(Stored items)
------------------------------------------------------------------------

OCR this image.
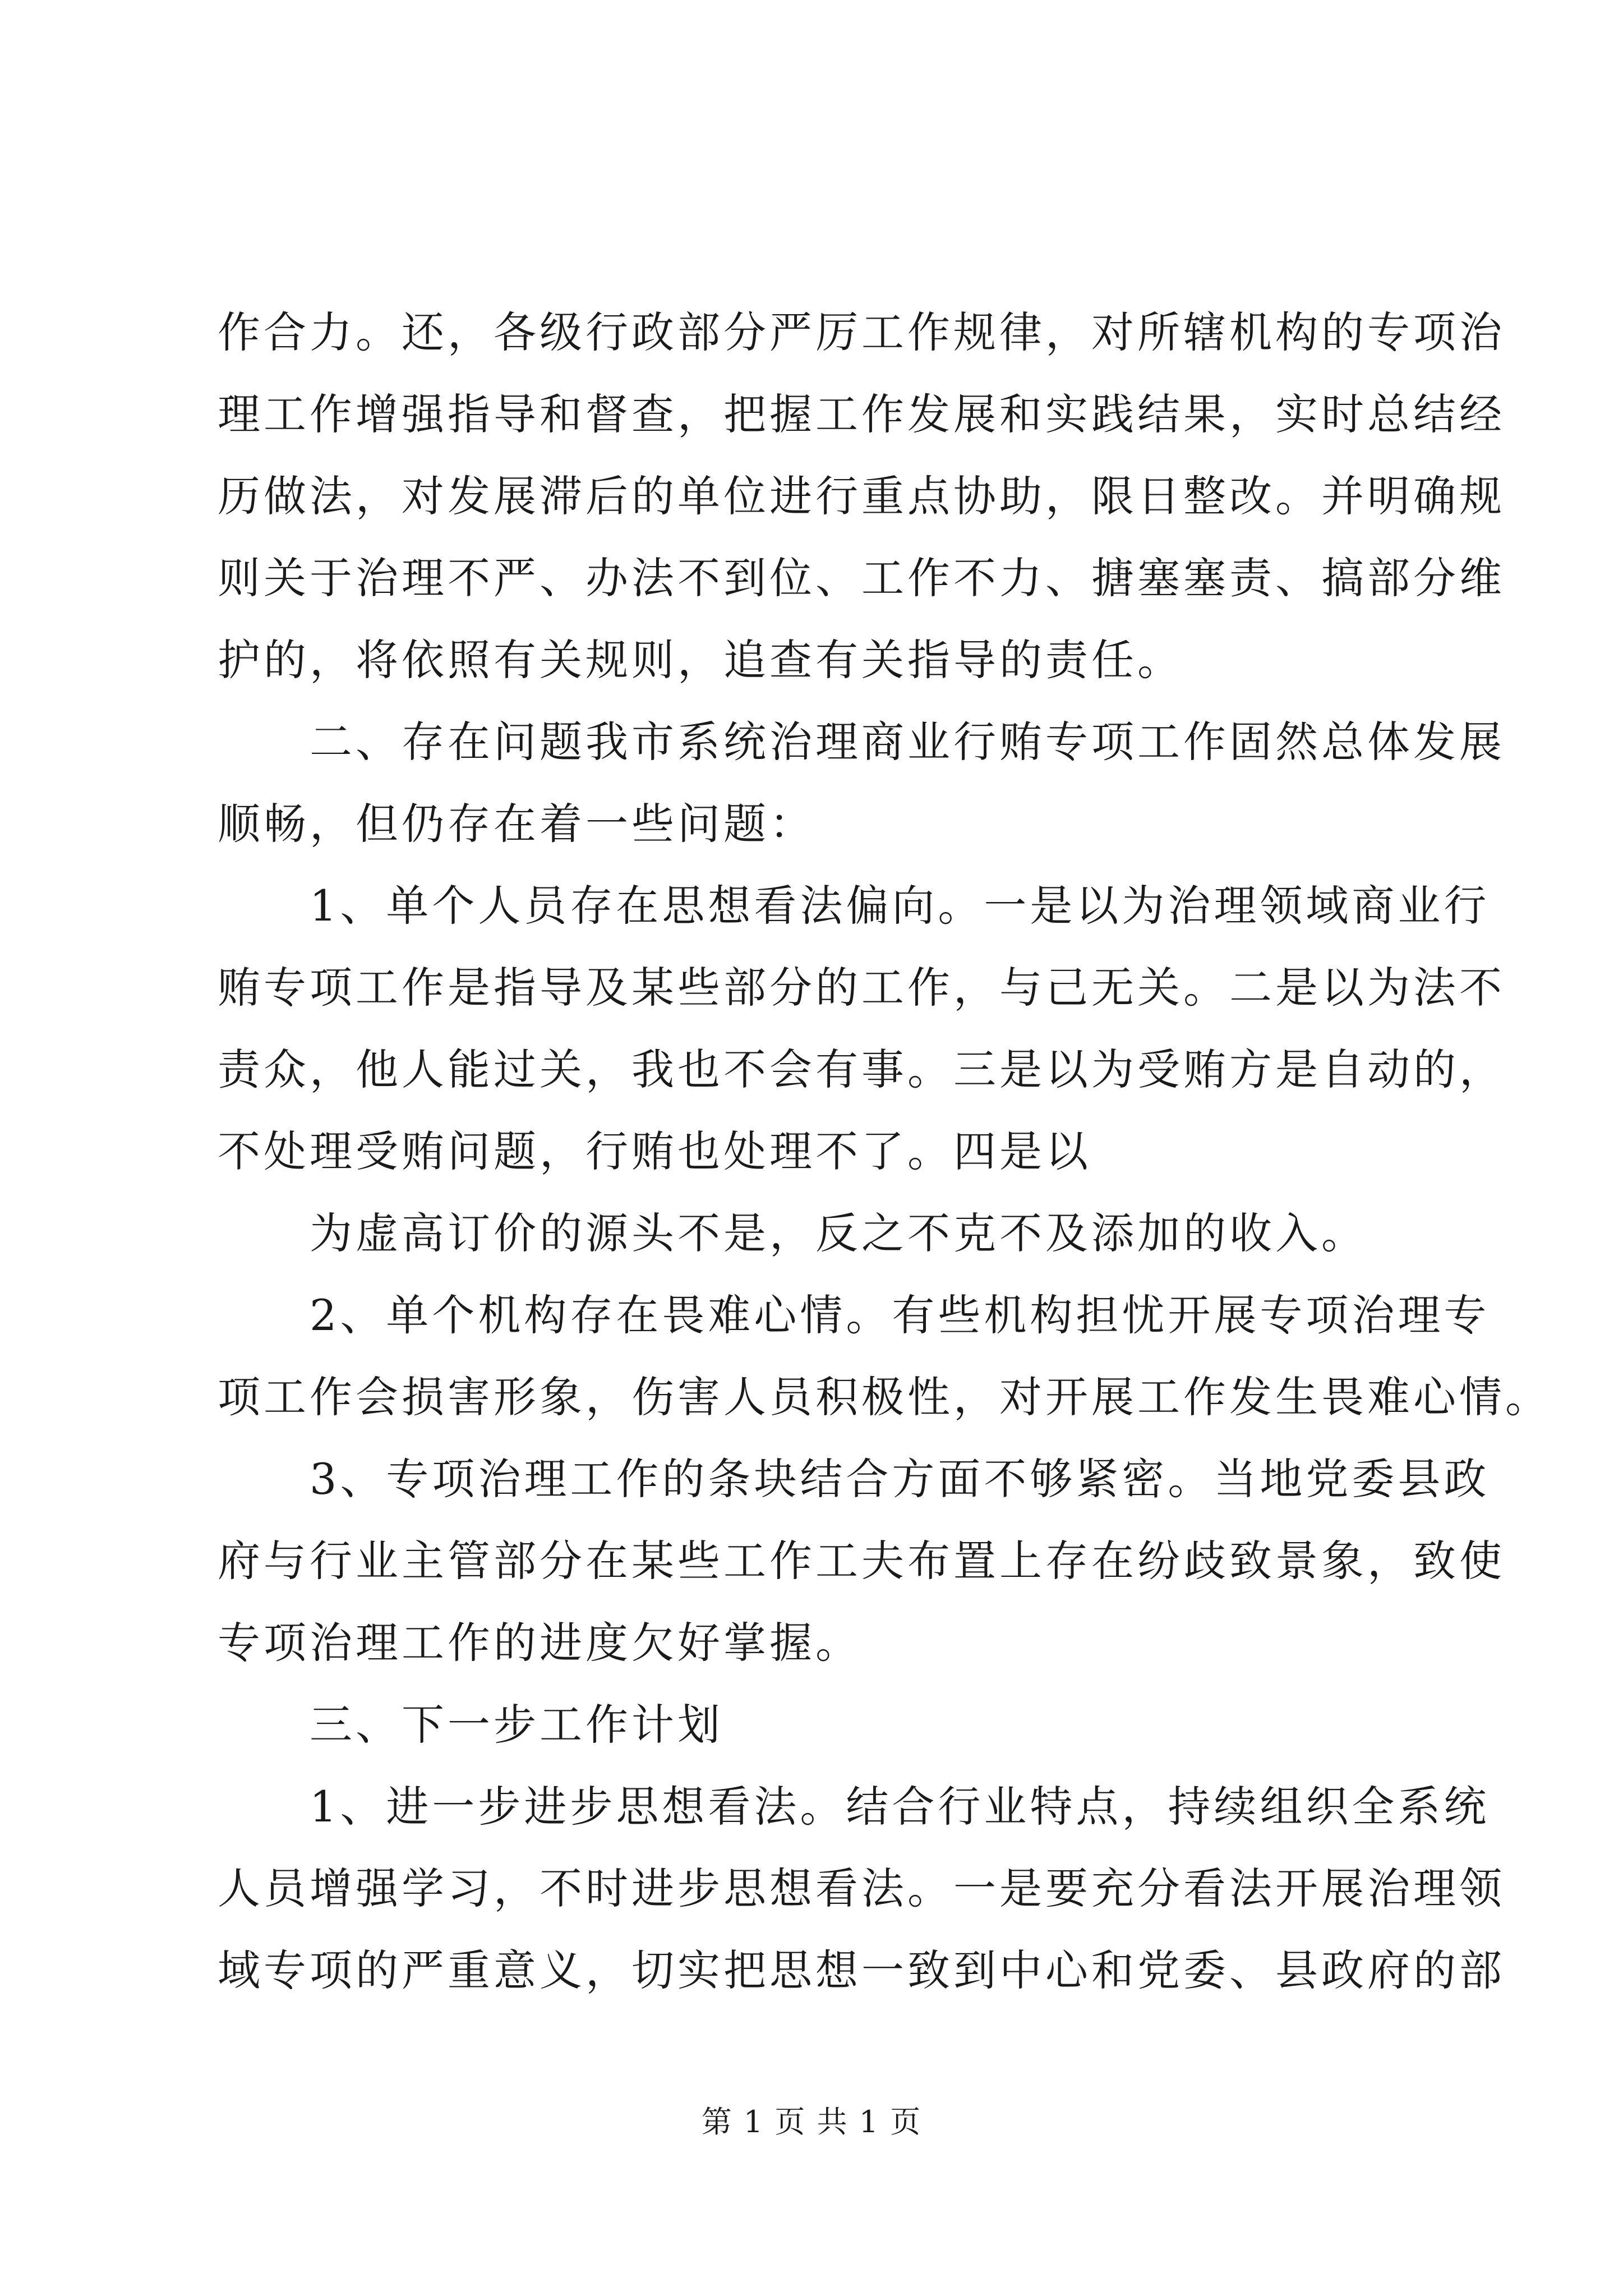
作合力。还，各级行政部分严厉工作规律，对所辖机构的专项治
理工作增强指导和督查，把握工作发展和实践结果，实时总结经
历做法，对发展滞后的单位进行重点协助，限日整改。并明确规
则关于治理不严、办法不到位、工作不力、搪塞塞责、搞部分维
护的，将依照有关规则，追查有关指导的责任。
二、存在问题我市系统治理商业行贿专项工作固然总体发展
顺畅，但仍存在着一些问题：
1、单个人员存在思想看法偏向。一是以为治理领域商业行
贿专项工作是指导及某些部分的工作，与己无关。二是以为法不
责众，他人能过关，我也不会有事。三是以为受贿方是自动的，
不处理受贿问题，行贿也处理不了。四是以
为虚高订价的源头不是，反之不克不及添加的收入。
2、单个机构存在畏难心情。有些机构担忧开展专项治理专
项工作会损害形象，伤害人员积极性，对开展工作发生畏难心情。
3、专项治理工作的条块结合方面不够紧密。当地党委县政
府与行业主管部分在某些工作工夫布置上存在纷歧致景象，致使
专项治理工作的进度欠好掌握。
三、下一步工作计划
1、进一步进步思想看法。结合行业特点，持续组织全系统
人员增强学习，不时进步思想看法。一是要充分看法开展治理领
域专项的严重意义，切实把思想一致到中心和党委、县政府的部
第 1 页 共 1 页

------------------------------------------------------------------------

EXERCISE DETAILS |
Output all of the records exactly as they appear above, but not the pictures.

COMPLETED EXERCISE |
OCR this image.
作合力。还，各级行政部分严厉工作规律，对所辖机构的专项治
理工作增强指导和督查，把握工作发展和实践结果，实时总结经
历做法，对发展滞后的单位进行重点协助，限日整改。并明确规
则关于治理不严、办法不到位、工作不力、搪塞塞责、搞部分维
护的，将依照有关规则，追查有关指导的责任。
二、存在问题我市系统治理商业行贿专项工作固然总体发展
顺畅，但仍存在着一些问题：
1、单个人员存在思想看法偏向。一是以为治理领域商业行
贿专项工作是指导及某些部分的工作，与己无关。二是以为法不
责众，他人能过关，我也不会有事。三是以为受贿方是自动的，
不处理受贿问题，行贿也处理不了。四是以
为虚高订价的源头不是，反之不克不及添加的收入。
2、单个机构存在畏难心情。有些机构担忧开展专项治理专
项工作会损害形象，伤害人员积极性，对开展工作发生畏难心情。
3、专项治理工作的条块结合方面不够紧密。当地党委县政
府与行业主管部分在某些工作工夫布置上存在纷歧致景象，致使
专项治理工作的进度欠好掌握。
三、下一步工作计划
1、进一步进步思想看法。结合行业特点，持续组织全系统
人员增强学习，不时进步思想看法。一是要充分看法开展治理领
域专项的严重意义，切实把思想一致到中心和党委、县政府的部
第 1 页 共 1 页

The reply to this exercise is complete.